Written task: Below are records; state how many of their lines hold the word "JSON", and give only the figure.

——————

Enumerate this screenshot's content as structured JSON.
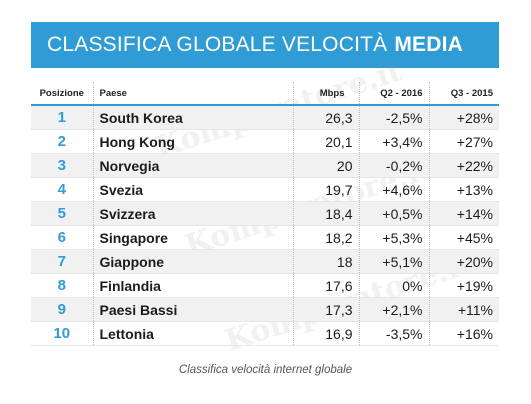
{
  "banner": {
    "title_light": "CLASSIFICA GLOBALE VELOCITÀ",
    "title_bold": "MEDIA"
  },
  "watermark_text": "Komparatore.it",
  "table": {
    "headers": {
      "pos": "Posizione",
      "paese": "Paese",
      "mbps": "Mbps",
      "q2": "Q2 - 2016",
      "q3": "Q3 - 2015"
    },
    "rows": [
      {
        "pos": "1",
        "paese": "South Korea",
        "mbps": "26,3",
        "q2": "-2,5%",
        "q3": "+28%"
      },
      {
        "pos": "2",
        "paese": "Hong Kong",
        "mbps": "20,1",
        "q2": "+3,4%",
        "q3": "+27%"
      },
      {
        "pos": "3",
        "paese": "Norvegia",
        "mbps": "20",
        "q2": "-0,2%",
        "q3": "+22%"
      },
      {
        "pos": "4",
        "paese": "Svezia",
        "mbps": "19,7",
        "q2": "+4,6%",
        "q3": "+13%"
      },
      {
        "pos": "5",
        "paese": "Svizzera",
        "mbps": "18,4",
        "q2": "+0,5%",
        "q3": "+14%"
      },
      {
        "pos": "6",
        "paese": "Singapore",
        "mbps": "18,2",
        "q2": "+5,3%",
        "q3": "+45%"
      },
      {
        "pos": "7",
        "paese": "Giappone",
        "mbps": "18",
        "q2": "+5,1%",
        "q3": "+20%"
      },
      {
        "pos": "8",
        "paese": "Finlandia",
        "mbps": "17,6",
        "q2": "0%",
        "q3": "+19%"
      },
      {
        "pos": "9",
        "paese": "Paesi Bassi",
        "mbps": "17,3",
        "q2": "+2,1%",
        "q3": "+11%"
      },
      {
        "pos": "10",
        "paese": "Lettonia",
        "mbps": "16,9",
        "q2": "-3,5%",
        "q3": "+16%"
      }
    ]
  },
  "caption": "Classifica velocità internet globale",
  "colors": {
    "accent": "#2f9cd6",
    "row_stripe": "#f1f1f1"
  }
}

——————

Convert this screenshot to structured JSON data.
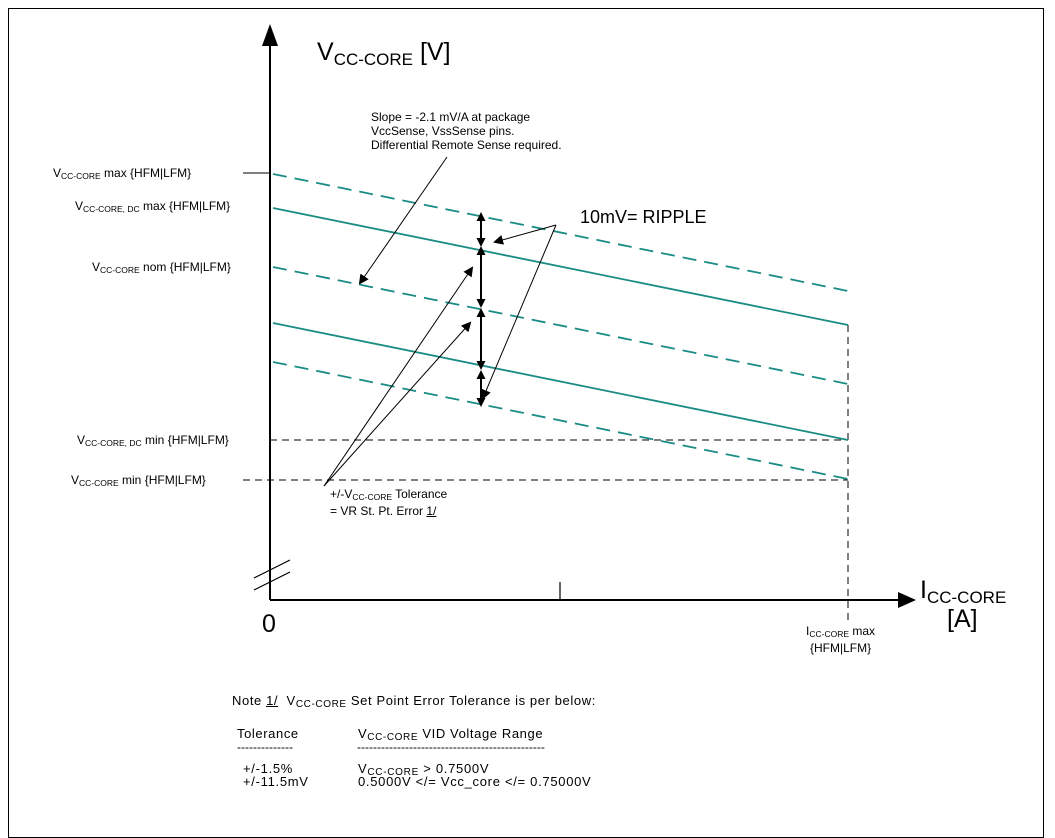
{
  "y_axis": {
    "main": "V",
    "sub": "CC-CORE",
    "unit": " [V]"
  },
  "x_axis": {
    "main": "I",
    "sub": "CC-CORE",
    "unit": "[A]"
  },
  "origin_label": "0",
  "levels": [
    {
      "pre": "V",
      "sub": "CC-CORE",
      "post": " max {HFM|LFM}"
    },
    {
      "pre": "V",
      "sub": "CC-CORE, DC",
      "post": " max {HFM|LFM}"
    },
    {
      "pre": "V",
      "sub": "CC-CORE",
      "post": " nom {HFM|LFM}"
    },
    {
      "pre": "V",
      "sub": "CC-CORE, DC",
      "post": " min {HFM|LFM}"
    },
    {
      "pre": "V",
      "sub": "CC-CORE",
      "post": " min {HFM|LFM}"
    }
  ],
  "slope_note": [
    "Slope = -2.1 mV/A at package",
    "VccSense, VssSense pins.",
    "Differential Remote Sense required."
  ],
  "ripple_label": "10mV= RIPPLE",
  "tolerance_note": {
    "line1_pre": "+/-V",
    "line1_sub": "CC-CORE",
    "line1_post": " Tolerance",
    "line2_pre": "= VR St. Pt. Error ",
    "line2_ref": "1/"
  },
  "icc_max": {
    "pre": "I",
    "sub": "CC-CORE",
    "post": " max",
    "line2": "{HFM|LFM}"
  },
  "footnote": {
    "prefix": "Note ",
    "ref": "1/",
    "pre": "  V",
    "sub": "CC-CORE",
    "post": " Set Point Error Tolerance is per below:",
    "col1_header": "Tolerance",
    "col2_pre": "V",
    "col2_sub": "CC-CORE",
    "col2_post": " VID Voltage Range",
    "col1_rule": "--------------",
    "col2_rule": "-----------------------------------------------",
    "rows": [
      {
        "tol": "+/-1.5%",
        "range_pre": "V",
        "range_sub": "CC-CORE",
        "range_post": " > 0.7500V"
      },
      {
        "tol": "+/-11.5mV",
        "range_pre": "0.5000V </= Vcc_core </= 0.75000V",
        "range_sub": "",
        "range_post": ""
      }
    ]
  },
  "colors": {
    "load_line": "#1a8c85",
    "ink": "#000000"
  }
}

——————

Solution to this task: 2